● BRANO PROPOSTO
----
Riconoscimento dello status di rifugiato: si al clandestino che fugge dal suo paese perché perseguitato per motivi religiosi
Riconoscimento dello status di rifugiato: si al clandestino che fugge dal suo paese perché perseguitato per motivi religiosi
Corte di Cassazione Sez. Sesta Civ. - Sent. del 16.02.2012, n. 2294
Presidente Salmé Relatore Ragonesi

 

Svolgimento del processo
Con sentenza dei giorni 16.7/15.11.2010, il Tribunale di Palermo rigettava l'opposizione, proposta dal cittadino ghanese M.I. avverso il provvedimento, emesso il 21 luglio 2009 (notificato il 26 agosto 2009) dalla Commissione Territoriale di Trapani, col quale era stata rigettata la sua istanza diretta al riconoscimento della protezione internazionale da lui avanzata allegando di esser stato costretto ad espatriare per il timore di essere ucciso dagli appartenenti alla sua comunità per motivi di carattere tribale o religioso.
Il primo giudice rilevava, per quanto in questa sede interessa, che il riconoscimento dello “status” di rifugiato era accordato soltanto nei casi di persecuzioni, dirette e personali, per motivi di razza, religione, nazionalità, appartenenza ad un dato gruppo sociale e per le opinioni politiche, evenienze che non ricorrevano nella specie, non essendo stata dimostrata, peraltro, neppure in via indiziaria, la temuta minaccia di morte riferita dal ricorrente, laddove poi in ogni caso, quand'anche fosse stato ritenuto sussistente un reale pericolo, il richiedente avrebbe avuto pur sempre la possibilità di spostarsi in altra regione del Paese distante dal luogo di origine. La risalenza al 2007 dei fatti narrati dall'interessato, infine, costituiva giusto motivo per presumere che gli abitanti del luogo avessero rinunciato a perseguitare il richiedente.
Il Tribunale escludeva, pure, che sussistessero i presupposti per la protezione sussidiaria non potendo l'allegata minaccia ritenersi derivare da “violenza indiscriminata In situazioni di conflitto armato interno o internazionale”.
----
● OBIETTIVO DELL'ESERCIZIO
Ricopia il brano proposto da "Il primo giudice" a "perseguitare il richiedente.", cambiando "primo giudice" in "giudice di primo grado".
----
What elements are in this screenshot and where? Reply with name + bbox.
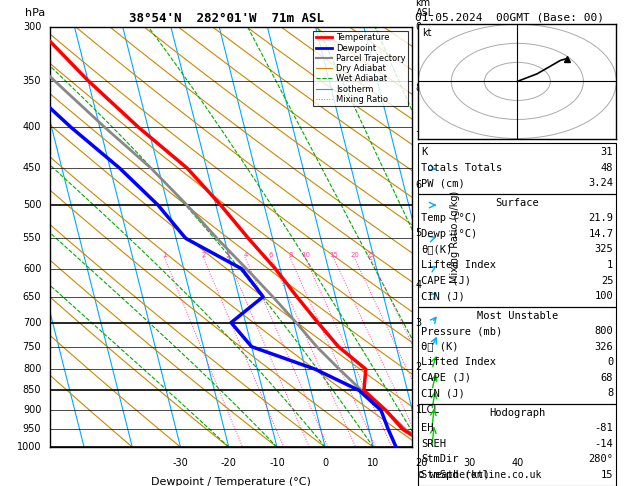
- Text: 40: 40: [512, 458, 524, 468]
- Text: 450: 450: [23, 163, 42, 174]
- Text: 3.24: 3.24: [588, 178, 613, 189]
- Text: 0: 0: [607, 357, 613, 367]
- Text: CIN (J): CIN (J): [421, 291, 465, 301]
- Text: Dewp (°C): Dewp (°C): [421, 229, 477, 239]
- Text: K: K: [421, 147, 428, 157]
- Text: 400: 400: [23, 122, 42, 132]
- Text: -30: -30: [172, 458, 189, 468]
- Text: 0: 0: [322, 458, 328, 468]
- Text: Pressure (mb): Pressure (mb): [421, 326, 503, 336]
- Text: 15: 15: [601, 470, 613, 480]
- Text: 8: 8: [288, 252, 292, 258]
- Text: CAPE (J): CAPE (J): [421, 276, 471, 286]
- Text: Lifted Index: Lifted Index: [421, 260, 496, 270]
- Text: Dewpoint / Temperature (°C): Dewpoint / Temperature (°C): [151, 477, 311, 486]
- Text: 6: 6: [416, 180, 421, 190]
- Text: © weatheronline.co.uk: © weatheronline.co.uk: [418, 470, 542, 480]
- Text: 10: 10: [367, 458, 379, 468]
- Text: 650: 650: [23, 292, 42, 302]
- Text: 3: 3: [416, 318, 421, 328]
- Text: 1LCL: 1LCL: [416, 405, 440, 416]
- Text: 1000: 1000: [17, 442, 42, 452]
- Text: 30: 30: [464, 458, 476, 468]
- Text: kt: kt: [422, 28, 431, 38]
- Text: 2: 2: [416, 362, 422, 372]
- Text: -10: -10: [269, 458, 285, 468]
- Text: Totals Totals: Totals Totals: [421, 163, 503, 173]
- Text: 325: 325: [594, 244, 613, 255]
- Text: EH: EH: [421, 423, 434, 434]
- Text: Most Unstable: Most Unstable: [477, 311, 558, 321]
- Text: 48: 48: [601, 163, 613, 173]
- Text: Surface: Surface: [496, 198, 539, 208]
- Text: 0: 0: [416, 22, 421, 32]
- Text: 750: 750: [23, 342, 42, 352]
- Text: Hodograph: Hodograph: [489, 408, 545, 418]
- Text: 1: 1: [607, 260, 613, 270]
- Text: PW (cm): PW (cm): [421, 178, 465, 189]
- Text: StmSpd (kt): StmSpd (kt): [421, 470, 490, 480]
- Text: Lifted Index: Lifted Index: [421, 357, 496, 367]
- Text: 2: 2: [201, 252, 206, 258]
- Text: km
ASL: km ASL: [416, 0, 434, 18]
- Legend: Temperature, Dewpoint, Parcel Trajectory, Dry Adiabat, Wet Adiabat, Isotherm, Mi: Temperature, Dewpoint, Parcel Trajectory…: [313, 31, 408, 106]
- Text: 900: 900: [23, 405, 42, 416]
- Text: hPa: hPa: [25, 8, 45, 18]
- Text: 700: 700: [23, 317, 42, 328]
- Text: 15: 15: [330, 252, 338, 258]
- Text: 600: 600: [23, 264, 42, 274]
- Text: 550: 550: [23, 233, 42, 243]
- Text: -14: -14: [594, 439, 613, 449]
- Text: 20: 20: [350, 252, 359, 258]
- Text: SREH: SREH: [421, 439, 447, 449]
- Text: -20: -20: [221, 458, 237, 468]
- Text: 800: 800: [594, 326, 613, 336]
- Text: θᴄ(K): θᴄ(K): [421, 244, 453, 255]
- Text: 280°: 280°: [588, 454, 613, 465]
- Text: 350: 350: [23, 75, 42, 86]
- Text: CAPE (J): CAPE (J): [421, 373, 471, 383]
- Text: 38°54'N  282°01'W  71m ASL: 38°54'N 282°01'W 71m ASL: [129, 12, 324, 25]
- Text: 01.05.2024  00GMT (Base: 00): 01.05.2024 00GMT (Base: 00): [415, 12, 604, 22]
- Text: 6: 6: [269, 252, 274, 258]
- Text: Mixing Ratio (g/kg): Mixing Ratio (g/kg): [450, 191, 460, 283]
- Text: 326: 326: [594, 342, 613, 352]
- Text: 25: 25: [601, 276, 613, 286]
- Text: 4: 4: [243, 252, 248, 258]
- Text: 31: 31: [601, 147, 613, 157]
- Text: 8: 8: [607, 388, 613, 399]
- Text: 10: 10: [301, 252, 310, 258]
- Text: 100: 100: [594, 291, 613, 301]
- Text: θᴄ (K): θᴄ (K): [421, 342, 459, 352]
- Text: 20: 20: [415, 458, 428, 468]
- Text: 8: 8: [416, 84, 421, 93]
- Text: 14.7: 14.7: [588, 229, 613, 239]
- Text: 3: 3: [225, 252, 230, 258]
- Text: 950: 950: [23, 424, 42, 434]
- Text: StmDir: StmDir: [421, 454, 459, 465]
- Text: 68: 68: [601, 373, 613, 383]
- Text: 5: 5: [416, 227, 422, 238]
- Text: 800: 800: [23, 364, 42, 374]
- Text: 7: 7: [416, 131, 422, 141]
- Text: CIN (J): CIN (J): [421, 388, 465, 399]
- Text: 21.9: 21.9: [588, 213, 613, 224]
- Text: 4: 4: [416, 279, 421, 290]
- Text: 1: 1: [162, 252, 167, 258]
- Text: Temp (°C): Temp (°C): [421, 213, 477, 224]
- Text: -81: -81: [594, 423, 613, 434]
- Text: 850: 850: [23, 385, 42, 396]
- Text: 500: 500: [23, 200, 42, 210]
- Text: 25: 25: [367, 252, 376, 258]
- Text: 300: 300: [23, 22, 42, 32]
----
● SOLUZIONE DELL'ESERCIZIO
Il giudice di primo grado rilevava, per quanto in questa sede interessa, che il riconoscimento dello “status” di rifugiato era accordato soltanto nei casi di persecuzioni, dirette e personali, per motivi di razza, religione, nazionalità, appartenenza ad un dato gruppo sociale e per le opinioni politiche, evenienze che non ricorrevano nella specie, non essendo stata dimostrata, peraltro, neppure in via indiziaria, la temuta minaccia di morte riferita dal ricorrente, laddove poi in ogni caso, quand'anche fosse stato ritenuto sussistente un reale pericolo, il richiedente avrebbe avuto pur sempre la possibilità di spostarsi in altra regione del Paese distante dal luogo di origine. La risalenza al 2007 dei fatti narrati dall'interessato, infine, costituiva giusto motivo per presumere che gli abitanti del luogo avessero rinunciato a perseguitare il richiedente.